Monday, May 21, 2012

I can't believe this

So, I thought last weekend was a mess....boy was I wrong.

It all started on Saturday afternoon.  I had agreed to make dinner for a couple of my guy friends, even though I wasn't feeling well and I didn't really want to see either of them.  So I went to the store to pick up some things that I needed, and as I'm walking down the frozen foods aisle, I grab a New York cheesecake.  A fucking cheesecake.  When I got home, I threw down the rest of the food I had bought, grabbed a fork, and before I knew it, half of the cheesecake was gone.  I knew with something that high in calories, senna wasn't going to be effective enough to have me not absorb all of those calories, so I purged, drank some water, and purged again until all that was coming up was bile.  This all went down before it was 3:00 pm, I still had the rest of the day to get through.

My friends got to my apartment at about 5:00, wine in hand, ready to be fed and have a good time.  I had about three glasses of wine while they ate their food; not enough to be drunk, but definitely enough to be tipsy.  My friends, on the other hand, drank about a bottle and a half each.  Before I knew it, they were all over me, putting their arms around me, nuzzling my face, rubbing their hands on my thighs.  I freaked the fuck out.  They're supposed to be my friends! Not try to drunkenly hook up with me.  I kept trying to push them off, make it clear that I didn't want to do anything, that I have NEVER seen them in that way, but they weren't getting it.  So I left.  I went to my room, locked the door, and tried to call P.  I needed him.  I needed to talk to him, he was one of the only people who knew about the sexual assault in my past.  I called, left one relatively calm message.  I called again, a little bit more panicked as the walls around me started to move towards me and I could still hear my "friends" in my living room, now trying to move on to my sister.  By the third voicemail I left him, I was sobbing, I needed OUT.  I told him I couldn't take it anymore.  I texted him a final farewell, and stood up, marched out the apartment and down the street.  My intention was to go jump in front of one of the trains that ran by my house.  In my distraught state, I didn't remember that these trains were no longer running.  Once that hit me, I tried throwing myself in front of cars.  You guys, I was so desperate for everything to be over.  I should have been hit, I don't know how I survived the night unscathed.  My sister found me crumpled up on the sidewalk about 10 blocks away from our apartment, sobbing.  She helped me get home, told my friends to get the fuck out, and then had to forcibly keep me from leaving my bed.  I must have passed out, because the next thing I remember is waking up at 4:30 am, mind completely clear and empty.  My dad was home, and both he and my sister were asleep.  I proceeded to clean the apartment, top to bottom, just to get my mind off of things.

********************

[Direction a]
Reproduce the listing lines exactly, everything from the line containing "x-tick-label: 0.0: [1021, 795, 1045, 815]" down to the line containing "x-tick-label: −1.0: [562, 795, 597, 815]", with both of those lines included.

********************

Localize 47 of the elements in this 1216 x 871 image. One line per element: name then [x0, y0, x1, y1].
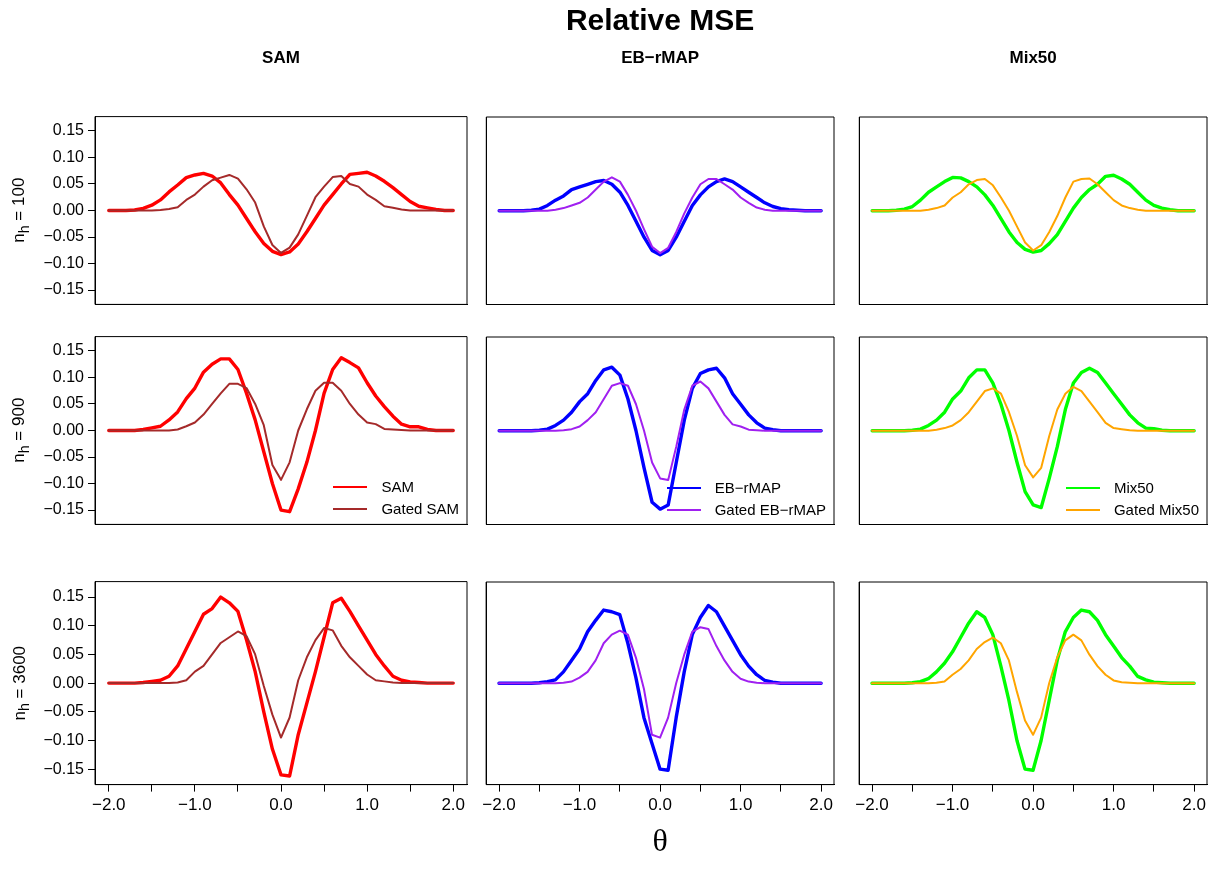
x-tick-label: 0.0: [1021, 795, 1045, 815]
y-tick-label: 0.00: [52, 673, 85, 691]
x-tick-label: 2.0: [809, 795, 833, 815]
legend-label: Gated Mix50: [1113, 499, 1199, 520]
chart-subtitle: SAM: [262, 48, 300, 68]
y-tick-label: 0.05: [52, 644, 85, 662]
x-tick-label: 2.0: [1182, 795, 1206, 815]
x-tick-label: 1.0: [355, 795, 379, 815]
x-tick-label: 1.0: [728, 795, 753, 815]
legend-label: Gated EB−rMAP: [714, 499, 826, 520]
x-tick-label: −2.0: [855, 795, 889, 815]
x-tick-label: −1.0: [562, 795, 597, 815]
x-tick-label: 0.0: [648, 795, 672, 815]
y-tick-label: −0.10: [43, 473, 85, 491]
y-tick-label: 0.10: [52, 147, 85, 165]
y-tick-label: 0.00: [52, 200, 85, 218]
y-tick-label: −0.10: [43, 253, 85, 271]
y-tick-label: 0.15: [52, 341, 85, 359]
y-tick-label: −0.05: [43, 227, 85, 245]
legend-label: EB−rMAP: [714, 477, 781, 498]
y-tick-label: 0.05: [52, 394, 85, 412]
y-tick-label: −0.05: [43, 447, 85, 465]
chart-subtitle: Mix50: [1009, 48, 1057, 68]
y-tick-label: −0.15: [43, 759, 85, 777]
chart-title: Relative MSE: [565, 3, 755, 37]
y-tick-label: −0.10: [43, 730, 85, 748]
y-tick-label: −0.15: [43, 500, 85, 518]
legend-label: Mix50: [1113, 477, 1154, 498]
y-tick-label: 0.00: [52, 420, 85, 438]
y-tick-label: 0.15: [52, 121, 85, 139]
x-tick-label: 2.0: [441, 795, 466, 815]
y-tick-label: 0.10: [52, 367, 85, 385]
x-tick-label: 1.0: [1101, 795, 1126, 815]
y-tick-label: 0.15: [52, 587, 85, 605]
x-tick-label: −2.0: [482, 795, 516, 815]
x-tick-label: −2.0: [92, 795, 126, 815]
chart-subtitle: EB−rMAP: [621, 48, 700, 68]
y-tick-label: −0.05: [43, 702, 85, 720]
y-tick-label: 0.05: [52, 174, 85, 192]
legend-label: SAM: [381, 477, 414, 498]
y-tick-label: 0.10: [52, 616, 85, 634]
x-tick-label: −1.0: [935, 795, 970, 815]
x-tick-label: 0.0: [269, 795, 293, 815]
y-tick-label: −0.15: [43, 280, 85, 298]
x-axis-title: θ: [652, 822, 668, 859]
x-tick-label: −1.0: [178, 795, 212, 815]
legend-label: Gated SAM: [381, 499, 459, 520]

********************

[Direction b]
Resume the blog post about that weekend, picking up right after its last sentence.

[Output a]
x-tick-label: 0.0: [1021, 795, 1045, 815]
y-tick-label: 0.00: [52, 673, 85, 691]
x-tick-label: 2.0: [809, 795, 833, 815]
legend-label: Gated Mix50: [1113, 499, 1199, 520]
chart-subtitle: SAM: [262, 48, 300, 68]
y-tick-label: 0.05: [52, 644, 85, 662]
x-tick-label: 2.0: [1182, 795, 1206, 815]
x-tick-label: 1.0: [355, 795, 379, 815]
x-tick-label: 1.0: [728, 795, 753, 815]
legend-label: Gated EB−rMAP: [714, 499, 826, 520]
x-tick-label: −2.0: [855, 795, 889, 815]
x-tick-label: −1.0: [562, 795, 597, 815]

[Output b]
That was just my Saturday.  Now, my Sunday was less eventful, but much much worse.

After talking to my dad and my sister, who were debating whether or not I needed to be put on house arrest until I was feeling more balanced, I went and got my computer to check my email.  What awaited me on my email sent me into an emotional black hole.  On Saturday one of my closest friends died in a freak accident that happened while he was abroad.  I loved this kid so much, he was one of the smartest people I had ever met.  He was truly an incredible human being, it's not fair.  I don't want him to be gone.  He can't be gone.  We were planning on Skyping with each other tonight, I had been looking forward to it for the past week.  But I won't get to talk to him ever again.  Never again.

That was my weekend.

3 comments:

  1. Awe sweetie. I'm sorry you had such a rough weekend. I am glad God decided it wasn't time to take you out of this world. I think house arrest is a little harsh, but they should at least keep an eye on you. You are strong and beautiful and you deserve happiness and to be on this earth. Stay strong babygirl.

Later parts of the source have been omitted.